### PROVIDED ENTRIES

..............................

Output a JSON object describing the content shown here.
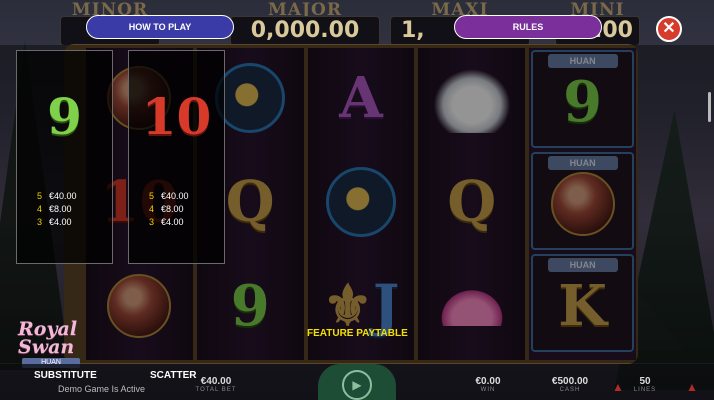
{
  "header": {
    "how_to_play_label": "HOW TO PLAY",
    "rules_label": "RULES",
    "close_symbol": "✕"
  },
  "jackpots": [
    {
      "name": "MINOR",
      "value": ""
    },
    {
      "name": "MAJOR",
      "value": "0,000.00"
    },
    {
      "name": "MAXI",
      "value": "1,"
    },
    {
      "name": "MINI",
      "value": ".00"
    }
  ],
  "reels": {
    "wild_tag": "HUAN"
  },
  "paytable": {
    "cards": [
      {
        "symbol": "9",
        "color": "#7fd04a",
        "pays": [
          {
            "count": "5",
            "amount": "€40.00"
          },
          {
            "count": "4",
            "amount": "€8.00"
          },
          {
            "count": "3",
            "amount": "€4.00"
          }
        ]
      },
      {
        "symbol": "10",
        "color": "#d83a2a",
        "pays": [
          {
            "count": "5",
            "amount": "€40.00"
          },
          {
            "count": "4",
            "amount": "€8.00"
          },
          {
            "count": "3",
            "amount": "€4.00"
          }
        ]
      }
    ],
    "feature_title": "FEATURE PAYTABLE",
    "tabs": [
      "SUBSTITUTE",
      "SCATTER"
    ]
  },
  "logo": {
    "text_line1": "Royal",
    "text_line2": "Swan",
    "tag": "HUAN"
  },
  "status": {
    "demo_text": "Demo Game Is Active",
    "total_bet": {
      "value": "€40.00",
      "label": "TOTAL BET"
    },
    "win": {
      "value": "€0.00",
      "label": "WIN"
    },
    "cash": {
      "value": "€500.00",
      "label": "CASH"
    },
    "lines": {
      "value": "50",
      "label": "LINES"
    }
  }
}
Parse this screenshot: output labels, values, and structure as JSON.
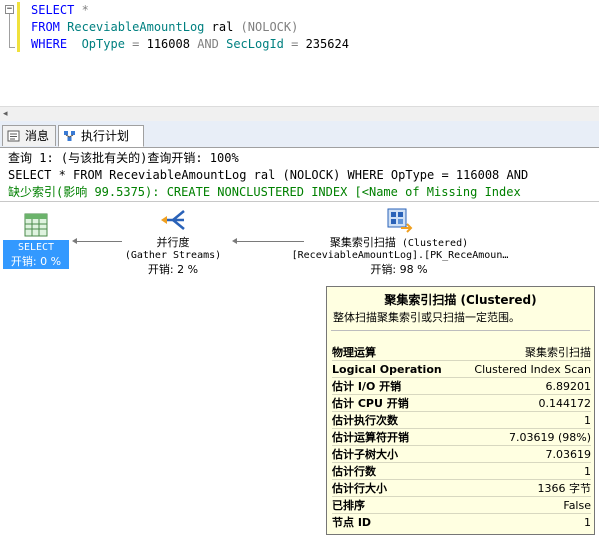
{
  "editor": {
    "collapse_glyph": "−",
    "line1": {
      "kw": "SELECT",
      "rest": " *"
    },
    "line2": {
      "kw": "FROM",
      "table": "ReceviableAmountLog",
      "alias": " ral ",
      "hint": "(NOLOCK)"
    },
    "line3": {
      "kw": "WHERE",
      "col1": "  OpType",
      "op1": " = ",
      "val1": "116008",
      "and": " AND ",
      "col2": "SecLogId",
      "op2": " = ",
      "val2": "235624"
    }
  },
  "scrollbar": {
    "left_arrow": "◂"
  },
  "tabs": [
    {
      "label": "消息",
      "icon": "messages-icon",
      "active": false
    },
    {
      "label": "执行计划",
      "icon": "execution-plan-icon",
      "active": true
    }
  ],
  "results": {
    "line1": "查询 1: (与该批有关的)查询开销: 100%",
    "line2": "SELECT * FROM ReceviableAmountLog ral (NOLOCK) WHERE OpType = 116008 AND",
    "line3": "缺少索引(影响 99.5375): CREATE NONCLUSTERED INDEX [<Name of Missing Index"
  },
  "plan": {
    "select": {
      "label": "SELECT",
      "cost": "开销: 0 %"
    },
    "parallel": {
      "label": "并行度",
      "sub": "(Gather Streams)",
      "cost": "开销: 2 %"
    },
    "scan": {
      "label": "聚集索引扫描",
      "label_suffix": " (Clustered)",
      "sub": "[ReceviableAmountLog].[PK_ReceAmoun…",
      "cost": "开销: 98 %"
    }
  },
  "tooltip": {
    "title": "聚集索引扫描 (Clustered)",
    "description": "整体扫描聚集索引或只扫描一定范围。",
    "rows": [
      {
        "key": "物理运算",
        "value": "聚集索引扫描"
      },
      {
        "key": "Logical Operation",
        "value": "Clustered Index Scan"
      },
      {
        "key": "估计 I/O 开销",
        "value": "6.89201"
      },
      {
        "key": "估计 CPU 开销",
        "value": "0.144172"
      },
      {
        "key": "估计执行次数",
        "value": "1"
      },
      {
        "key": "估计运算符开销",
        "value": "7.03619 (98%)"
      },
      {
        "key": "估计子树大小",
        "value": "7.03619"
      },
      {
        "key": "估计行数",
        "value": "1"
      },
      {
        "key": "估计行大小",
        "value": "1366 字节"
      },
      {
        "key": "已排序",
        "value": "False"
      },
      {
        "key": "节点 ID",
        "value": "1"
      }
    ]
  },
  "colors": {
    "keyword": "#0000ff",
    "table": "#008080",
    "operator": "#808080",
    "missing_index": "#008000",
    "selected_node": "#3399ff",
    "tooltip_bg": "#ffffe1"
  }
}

..............................

### INSTRUCTION
Return to the listing above and set it down exactly, leaving out its pictures.

### FULL ANSWER
Output a JSON object describing the content shown here.
{
  "header": {
    "how_to_play_label": "HOW TO PLAY",
    "rules_label": "RULES",
    "close_symbol": "✕"
  },
  "jackpots": [
    {
      "name": "MINOR",
      "value": ""
    },
    {
      "name": "MAJOR",
      "value": "0,000.00"
    },
    {
      "name": "MAXI",
      "value": "1,"
    },
    {
      "name": "MINI",
      "value": ".00"
    }
  ],
  "reels": {
    "wild_tag": "HUAN"
  },
  "paytable": {
    "cards": [
      {
        "symbol": "9",
        "color": "#7fd04a",
        "pays": [
          {
            "count": "5",
            "amount": "€40.00"
          },
          {
            "count": "4",
            "amount": "€8.00"
          },
          {
            "count": "3",
            "amount": "€4.00"
          }
        ]
      },
      {
        "symbol": "10",
        "color": "#d83a2a",
        "pays": [
          {
            "count": "5",
            "amount": "€40.00"
          },
          {
            "count": "4",
            "amount": "€8.00"
          },
          {
            "count": "3",
            "amount": "€4.00"
          }
        ]
      }
    ],
    "feature_title": "FEATURE PAYTABLE",
    "tabs": [
      "SUBSTITUTE",
      "SCATTER"
    ]
  },
  "logo": {
    "text_line1": "Royal",
    "text_line2": "Swan",
    "tag": "HUAN"
  },
  "status": {
    "demo_text": "Demo Game Is Active",
    "total_bet": {
      "value": "€40.00",
      "label": "TOTAL BET"
    },
    "win": {
      "value": "€0.00",
      "label": "WIN"
    },
    "cash": {
      "value": "€500.00",
      "label": "CASH"
    },
    "lines": {
      "value": "50",
      "label": "LINES"
    }
  }
}
Parse this screenshot: output labels, values, and structure as JSON.
{
  "editor": {
    "collapse_glyph": "−",
    "line1": {
      "kw": "SELECT",
      "rest": " *"
    },
    "line2": {
      "kw": "FROM",
      "table": "ReceviableAmountLog",
      "alias": " ral ",
      "hint": "(NOLOCK)"
    },
    "line3": {
      "kw": "WHERE",
      "col1": "  OpType",
      "op1": " = ",
      "val1": "116008",
      "and": " AND ",
      "col2": "SecLogId",
      "op2": " = ",
      "val2": "235624"
    }
  },
  "scrollbar": {
    "left_arrow": "◂"
  },
  "tabs": [
    {
      "label": "消息",
      "icon": "messages-icon",
      "active": false
    },
    {
      "label": "执行计划",
      "icon": "execution-plan-icon",
      "active": true
    }
  ],
  "results": {
    "line1": "查询 1: (与该批有关的)查询开销: 100%",
    "line2": "SELECT * FROM ReceviableAmountLog ral (NOLOCK) WHERE OpType = 116008 AND",
    "line3": "缺少索引(影响 99.5375): CREATE NONCLUSTERED INDEX [<Name of Missing Index"
  },
  "plan": {
    "select": {
      "label": "SELECT",
      "cost": "开销: 0 %"
    },
    "parallel": {
      "label": "并行度",
      "sub": "(Gather Streams)",
      "cost": "开销: 2 %"
    },
    "scan": {
      "label": "聚集索引扫描",
      "label_suffix": " (Clustered)",
      "sub": "[ReceviableAmountLog].[PK_ReceAmoun…",
      "cost": "开销: 98 %"
    }
  },
  "tooltip": {
    "title": "聚集索引扫描 (Clustered)",
    "description": "整体扫描聚集索引或只扫描一定范围。",
    "rows": [
      {
        "key": "物理运算",
        "value": "聚集索引扫描"
      },
      {
        "key": "Logical Operation",
        "value": "Clustered Index Scan"
      },
      {
        "key": "估计 I/O 开销",
        "value": "6.89201"
      },
      {
        "key": "估计 CPU 开销",
        "value": "0.144172"
      },
      {
        "key": "估计执行次数",
        "value": "1"
      },
      {
        "key": "估计运算符开销",
        "value": "7.03619 (98%)"
      },
      {
        "key": "估计子树大小",
        "value": "7.03619"
      },
      {
        "key": "估计行数",
        "value": "1"
      },
      {
        "key": "估计行大小",
        "value": "1366 字节"
      },
      {
        "key": "已排序",
        "value": "False"
      },
      {
        "key": "节点 ID",
        "value": "1"
      }
    ]
  },
  "colors": {
    "keyword": "#0000ff",
    "table": "#008080",
    "operator": "#808080",
    "missing_index": "#008000",
    "selected_node": "#3399ff",
    "tooltip_bg": "#ffffe1"
  }
}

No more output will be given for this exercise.